──────── Source material ────────

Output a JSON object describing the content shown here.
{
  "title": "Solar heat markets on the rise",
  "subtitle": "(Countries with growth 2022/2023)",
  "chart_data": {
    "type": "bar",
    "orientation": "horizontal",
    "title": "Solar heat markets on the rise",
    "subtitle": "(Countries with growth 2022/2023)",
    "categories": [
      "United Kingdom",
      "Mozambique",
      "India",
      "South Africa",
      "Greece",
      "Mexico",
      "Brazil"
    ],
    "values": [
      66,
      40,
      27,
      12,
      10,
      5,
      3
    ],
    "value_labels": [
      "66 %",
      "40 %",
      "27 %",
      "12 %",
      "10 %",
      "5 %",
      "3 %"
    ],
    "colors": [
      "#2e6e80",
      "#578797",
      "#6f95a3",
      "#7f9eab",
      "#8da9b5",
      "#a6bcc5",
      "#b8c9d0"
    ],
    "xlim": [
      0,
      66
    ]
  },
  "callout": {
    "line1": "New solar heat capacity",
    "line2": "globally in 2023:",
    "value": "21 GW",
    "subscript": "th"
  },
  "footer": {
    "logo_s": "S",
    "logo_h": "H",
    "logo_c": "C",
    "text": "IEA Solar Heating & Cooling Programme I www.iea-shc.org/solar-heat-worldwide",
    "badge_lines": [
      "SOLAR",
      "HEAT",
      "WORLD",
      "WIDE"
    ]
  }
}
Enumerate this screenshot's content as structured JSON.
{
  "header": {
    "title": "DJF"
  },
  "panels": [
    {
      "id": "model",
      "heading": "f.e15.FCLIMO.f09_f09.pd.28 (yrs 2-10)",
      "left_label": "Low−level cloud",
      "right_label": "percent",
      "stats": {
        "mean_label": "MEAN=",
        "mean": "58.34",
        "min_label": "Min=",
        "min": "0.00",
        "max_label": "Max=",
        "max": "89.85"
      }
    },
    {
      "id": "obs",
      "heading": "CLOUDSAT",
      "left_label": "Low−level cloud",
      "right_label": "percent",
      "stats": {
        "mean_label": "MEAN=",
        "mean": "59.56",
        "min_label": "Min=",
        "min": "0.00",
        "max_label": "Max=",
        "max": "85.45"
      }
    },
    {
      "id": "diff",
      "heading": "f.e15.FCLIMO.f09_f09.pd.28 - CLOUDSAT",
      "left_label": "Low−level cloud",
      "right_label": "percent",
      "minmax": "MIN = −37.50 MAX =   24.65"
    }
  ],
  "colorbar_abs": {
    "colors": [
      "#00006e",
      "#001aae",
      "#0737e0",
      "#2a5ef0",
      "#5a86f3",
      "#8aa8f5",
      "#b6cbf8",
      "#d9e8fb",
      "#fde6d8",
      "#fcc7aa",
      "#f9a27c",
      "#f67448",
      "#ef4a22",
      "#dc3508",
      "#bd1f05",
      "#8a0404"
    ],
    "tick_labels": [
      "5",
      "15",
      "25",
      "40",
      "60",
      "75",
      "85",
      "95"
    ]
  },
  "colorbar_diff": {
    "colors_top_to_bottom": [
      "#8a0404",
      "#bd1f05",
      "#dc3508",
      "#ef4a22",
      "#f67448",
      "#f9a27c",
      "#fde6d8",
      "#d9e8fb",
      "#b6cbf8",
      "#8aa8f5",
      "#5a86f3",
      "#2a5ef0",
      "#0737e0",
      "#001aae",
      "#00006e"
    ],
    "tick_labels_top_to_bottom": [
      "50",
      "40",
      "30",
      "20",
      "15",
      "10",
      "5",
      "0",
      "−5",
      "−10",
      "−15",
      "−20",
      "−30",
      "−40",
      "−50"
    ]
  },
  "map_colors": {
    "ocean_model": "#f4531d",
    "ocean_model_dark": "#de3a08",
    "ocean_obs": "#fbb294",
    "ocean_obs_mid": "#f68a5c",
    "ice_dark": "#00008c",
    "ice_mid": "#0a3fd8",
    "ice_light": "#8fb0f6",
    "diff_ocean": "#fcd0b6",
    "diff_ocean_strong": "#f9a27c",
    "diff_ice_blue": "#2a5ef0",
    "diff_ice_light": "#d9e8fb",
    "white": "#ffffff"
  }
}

────────

(Your task):
Repeat all of the entries exactly.

(Finished answer):
Output a JSON object describing the content shown here.
{
  "title": "Solar heat markets on the rise",
  "subtitle": "(Countries with growth 2022/2023)",
  "chart_data": {
    "type": "bar",
    "orientation": "horizontal",
    "title": "Solar heat markets on the rise",
    "subtitle": "(Countries with growth 2022/2023)",
    "categories": [
      "United Kingdom",
      "Mozambique",
      "India",
      "South Africa",
      "Greece",
      "Mexico",
      "Brazil"
    ],
    "values": [
      66,
      40,
      27,
      12,
      10,
      5,
      3
    ],
    "value_labels": [
      "66 %",
      "40 %",
      "27 %",
      "12 %",
      "10 %",
      "5 %",
      "3 %"
    ],
    "colors": [
      "#2e6e80",
      "#578797",
      "#6f95a3",
      "#7f9eab",
      "#8da9b5",
      "#a6bcc5",
      "#b8c9d0"
    ],
    "xlim": [
      0,
      66
    ]
  },
  "callout": {
    "line1": "New solar heat capacity",
    "line2": "globally in 2023:",
    "value": "21 GW",
    "subscript": "th"
  },
  "footer": {
    "logo_s": "S",
    "logo_h": "H",
    "logo_c": "C",
    "text": "IEA Solar Heating & Cooling Programme I www.iea-shc.org/solar-heat-worldwide",
    "badge_lines": [
      "SOLAR",
      "HEAT",
      "WORLD",
      "WIDE"
    ]
  }
}
Enumerate this screenshot's content as structured JSON.
{
  "header": {
    "title": "DJF"
  },
  "panels": [
    {
      "id": "model",
      "heading": "f.e15.FCLIMO.f09_f09.pd.28 (yrs 2-10)",
      "left_label": "Low−level cloud",
      "right_label": "percent",
      "stats": {
        "mean_label": "MEAN=",
        "mean": "58.34",
        "min_label": "Min=",
        "min": "0.00",
        "max_label": "Max=",
        "max": "89.85"
      }
    },
    {
      "id": "obs",
      "heading": "CLOUDSAT",
      "left_label": "Low−level cloud",
      "right_label": "percent",
      "stats": {
        "mean_label": "MEAN=",
        "mean": "59.56",
        "min_label": "Min=",
        "min": "0.00",
        "max_label": "Max=",
        "max": "85.45"
      }
    },
    {
      "id": "diff",
      "heading": "f.e15.FCLIMO.f09_f09.pd.28 - CLOUDSAT",
      "left_label": "Low−level cloud",
      "right_label": "percent",
      "minmax": "MIN = −37.50 MAX =   24.65"
    }
  ],
  "colorbar_abs": {
    "colors": [
      "#00006e",
      "#001aae",
      "#0737e0",
      "#2a5ef0",
      "#5a86f3",
      "#8aa8f5",
      "#b6cbf8",
      "#d9e8fb",
      "#fde6d8",
      "#fcc7aa",
      "#f9a27c",
      "#f67448",
      "#ef4a22",
      "#dc3508",
      "#bd1f05",
      "#8a0404"
    ],
    "tick_labels": [
      "5",
      "15",
      "25",
      "40",
      "60",
      "75",
      "85",
      "95"
    ]
  },
  "colorbar_diff": {
    "colors_top_to_bottom": [
      "#8a0404",
      "#bd1f05",
      "#dc3508",
      "#ef4a22",
      "#f67448",
      "#f9a27c",
      "#fde6d8",
      "#d9e8fb",
      "#b6cbf8",
      "#8aa8f5",
      "#5a86f3",
      "#2a5ef0",
      "#0737e0",
      "#001aae",
      "#00006e"
    ],
    "tick_labels_top_to_bottom": [
      "50",
      "40",
      "30",
      "20",
      "15",
      "10",
      "5",
      "0",
      "−5",
      "−10",
      "−15",
      "−20",
      "−30",
      "−40",
      "−50"
    ]
  },
  "map_colors": {
    "ocean_model": "#f4531d",
    "ocean_model_dark": "#de3a08",
    "ocean_obs": "#fbb294",
    "ocean_obs_mid": "#f68a5c",
    "ice_dark": "#00008c",
    "ice_mid": "#0a3fd8",
    "ice_light": "#8fb0f6",
    "diff_ocean": "#fcd0b6",
    "diff_ocean_strong": "#f9a27c",
    "diff_ice_blue": "#2a5ef0",
    "diff_ice_light": "#d9e8fb",
    "white": "#ffffff"
  }
}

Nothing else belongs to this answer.